*Exercise set*.
#1 Answer these questions from the text on joint vs individual linear regression loadings.
(a) In the trivial example, what value of $s(y)$ is given for a specific toy dataset?
(b) What does $\rho(\cdot,\, \cdot)$ represent?
(c) What is $\Omega$ defined to be?
#2 Reproduce the part of the regression loadings text between "Afterward, I'll run" and "i.i.d. white noise.", inclusive.
start Source document
# Joint vs Individual Linear Regression Loadings

First, some notation. Be warned that I am going to take advantage of the typographical similarity between certain Greek and Roman letters (classicists and pedants, avert thy eyes!). Other than that, however, my notation should be very natural to anyone who's taken a college-level linear models course.

Afterward, I'll run some experiments where I prove (or at least state) some theoretical (ground-truth) results about the "Greek" quantities, then demonstrate them using their "Roman" counterparts calculated on toy datasets. To give a trivial example, to demonstrate that $\sigma(\gamma) \geq 0$, I could show that $s(y) = 0.42$ (which is nonnegative) for some specific toy dataset.


## The Greeks: Ground-Truth Data-Generating Process

Let $\gamma,\, \chi_1,\, \chi_2,\, \varepsilon \mid \beta_0,\, \beta_1,\, \beta_2$ be a finite-variance Multivariate Normal "data-generating process" (basically, a vector of real-valued random variables) such that $\gamma = \beta_0 + \beta_1\chi_1 + \beta_2\chi_2 + \varepsilon$ where $\varepsilon$ is i.i.d. white noise.

Let $\sigma(\cdot)$ represent standard deviation, $\sigma^2(\cdot)$ represent variance, $\sigma^2(\cdot,\, \cdot)$ represent covariance, and $\rho(\cdot,\, \cdot)$ represent correlation. Let $\Sigma$ be the variance-covariance matrix between $\chi_1$ and $\chi_2$ i.e.
$$\begin{pmatrix} \sigma^2(\chi_1) & \sigma^2(\chi_1,\, \chi_2) \\ \sigma^2(\chi_1,\, \chi_2) & \sigma^2(\chi_2)\end{pmatrix},$$ and $\Omega$ be the corresponding correlation matrix.

Importantly, assume that $|\rho(\chi_1,\, \chi_2)| \neq 1$.
end Source document
start Excerpted records
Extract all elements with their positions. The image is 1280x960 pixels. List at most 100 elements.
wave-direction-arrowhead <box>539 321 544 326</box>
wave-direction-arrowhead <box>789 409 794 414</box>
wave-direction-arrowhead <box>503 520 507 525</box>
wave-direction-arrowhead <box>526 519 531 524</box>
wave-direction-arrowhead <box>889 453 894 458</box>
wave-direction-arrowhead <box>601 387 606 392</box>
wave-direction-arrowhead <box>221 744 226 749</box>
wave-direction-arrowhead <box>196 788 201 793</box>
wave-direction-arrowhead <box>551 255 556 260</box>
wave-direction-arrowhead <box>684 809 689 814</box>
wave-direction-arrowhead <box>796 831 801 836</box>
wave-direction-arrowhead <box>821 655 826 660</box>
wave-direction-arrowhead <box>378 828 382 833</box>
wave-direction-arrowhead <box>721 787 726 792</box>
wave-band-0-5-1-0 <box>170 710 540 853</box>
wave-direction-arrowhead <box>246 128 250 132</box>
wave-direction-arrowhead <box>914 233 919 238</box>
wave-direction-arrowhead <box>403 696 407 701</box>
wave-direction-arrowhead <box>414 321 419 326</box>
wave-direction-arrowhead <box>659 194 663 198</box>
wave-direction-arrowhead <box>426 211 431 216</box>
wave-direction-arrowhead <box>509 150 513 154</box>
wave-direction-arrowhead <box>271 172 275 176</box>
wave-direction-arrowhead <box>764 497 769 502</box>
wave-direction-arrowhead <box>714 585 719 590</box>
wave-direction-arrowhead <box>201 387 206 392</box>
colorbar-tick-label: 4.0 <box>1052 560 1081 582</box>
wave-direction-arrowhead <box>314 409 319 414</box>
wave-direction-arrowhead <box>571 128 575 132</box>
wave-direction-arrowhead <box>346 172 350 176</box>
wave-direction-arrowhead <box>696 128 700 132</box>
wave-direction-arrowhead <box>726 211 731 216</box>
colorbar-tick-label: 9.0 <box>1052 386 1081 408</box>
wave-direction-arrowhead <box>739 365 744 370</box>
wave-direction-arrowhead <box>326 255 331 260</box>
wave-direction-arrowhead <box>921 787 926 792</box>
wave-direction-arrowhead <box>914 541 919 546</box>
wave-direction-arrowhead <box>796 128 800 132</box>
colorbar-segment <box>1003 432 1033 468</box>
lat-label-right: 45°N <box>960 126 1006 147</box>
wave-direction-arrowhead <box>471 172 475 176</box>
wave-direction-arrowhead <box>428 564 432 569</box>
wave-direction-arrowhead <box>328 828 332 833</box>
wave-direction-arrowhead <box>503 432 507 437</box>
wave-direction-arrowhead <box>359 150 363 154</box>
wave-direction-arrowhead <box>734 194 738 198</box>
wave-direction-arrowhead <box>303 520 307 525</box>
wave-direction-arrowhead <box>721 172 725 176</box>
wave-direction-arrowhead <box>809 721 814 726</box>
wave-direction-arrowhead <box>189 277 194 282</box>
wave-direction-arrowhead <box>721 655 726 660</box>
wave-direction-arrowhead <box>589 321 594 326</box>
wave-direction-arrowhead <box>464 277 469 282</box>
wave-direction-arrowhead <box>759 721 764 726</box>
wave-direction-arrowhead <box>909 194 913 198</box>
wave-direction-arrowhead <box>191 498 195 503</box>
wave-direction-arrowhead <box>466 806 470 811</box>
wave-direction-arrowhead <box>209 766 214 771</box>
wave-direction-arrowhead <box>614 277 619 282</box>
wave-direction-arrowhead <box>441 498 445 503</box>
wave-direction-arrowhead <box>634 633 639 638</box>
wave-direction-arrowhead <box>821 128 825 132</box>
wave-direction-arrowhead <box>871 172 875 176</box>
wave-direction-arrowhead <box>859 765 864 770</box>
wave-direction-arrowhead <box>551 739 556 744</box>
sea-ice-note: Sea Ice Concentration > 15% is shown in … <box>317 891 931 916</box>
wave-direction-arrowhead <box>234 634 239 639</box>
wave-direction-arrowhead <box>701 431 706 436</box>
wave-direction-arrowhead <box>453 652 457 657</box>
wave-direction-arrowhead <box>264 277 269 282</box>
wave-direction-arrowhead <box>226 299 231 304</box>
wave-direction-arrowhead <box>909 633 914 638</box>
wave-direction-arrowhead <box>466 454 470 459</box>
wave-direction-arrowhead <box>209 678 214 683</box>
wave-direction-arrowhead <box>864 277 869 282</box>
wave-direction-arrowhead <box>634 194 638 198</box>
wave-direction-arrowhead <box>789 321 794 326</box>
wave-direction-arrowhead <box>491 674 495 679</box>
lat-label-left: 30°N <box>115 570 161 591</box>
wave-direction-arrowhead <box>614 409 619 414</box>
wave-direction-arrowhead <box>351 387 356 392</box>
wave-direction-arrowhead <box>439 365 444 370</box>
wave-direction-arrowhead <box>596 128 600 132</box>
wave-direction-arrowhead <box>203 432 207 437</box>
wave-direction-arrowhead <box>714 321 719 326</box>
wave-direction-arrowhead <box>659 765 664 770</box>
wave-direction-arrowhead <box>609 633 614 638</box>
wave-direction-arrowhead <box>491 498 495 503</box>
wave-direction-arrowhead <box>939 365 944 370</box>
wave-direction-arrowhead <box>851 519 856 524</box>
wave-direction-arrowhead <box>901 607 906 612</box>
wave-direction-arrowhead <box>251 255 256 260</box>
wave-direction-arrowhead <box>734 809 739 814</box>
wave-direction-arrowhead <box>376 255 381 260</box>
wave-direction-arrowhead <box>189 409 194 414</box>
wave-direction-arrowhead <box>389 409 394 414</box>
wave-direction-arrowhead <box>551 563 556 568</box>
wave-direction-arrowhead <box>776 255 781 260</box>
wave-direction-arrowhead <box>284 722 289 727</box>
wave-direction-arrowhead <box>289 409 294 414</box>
end Excerpted records
*Answers*.
#1
(a) 0.42
(b) Correlation
(c) The correlation matrix corresponding to $\Sigma$, the variance-covariance matrix between $\chi_1$ and $\chi_2$

#2
Afterward, I'll run some experiments where I prove (or at least state) some theoretical (ground-truth) results about the "Greek" quantities, then demonstrate them using their "Roman" counterparts calculated on toy datasets. To give a trivial example, to demonstrate that $\sigma(\gamma) \geq 0$, I could show that $s(y) = 0.42$ (which is nonnegative) for some specific toy dataset.


## The Greeks: Ground-Truth Data-Generating Process

Let $\gamma,\, \chi_1,\, \chi_2,\, \varepsilon \mid \beta_0,\, \beta_1,\, \beta_2$ be a finite-variance Multivariate Normal "data-generating process" (basically, a vector of real-valued random variables) such that $\gamma = \beta_0 + \beta_1\chi_1 + \beta_2\chi_2 + \varepsilon$ where $\varepsilon$ is i.i.d. white noise.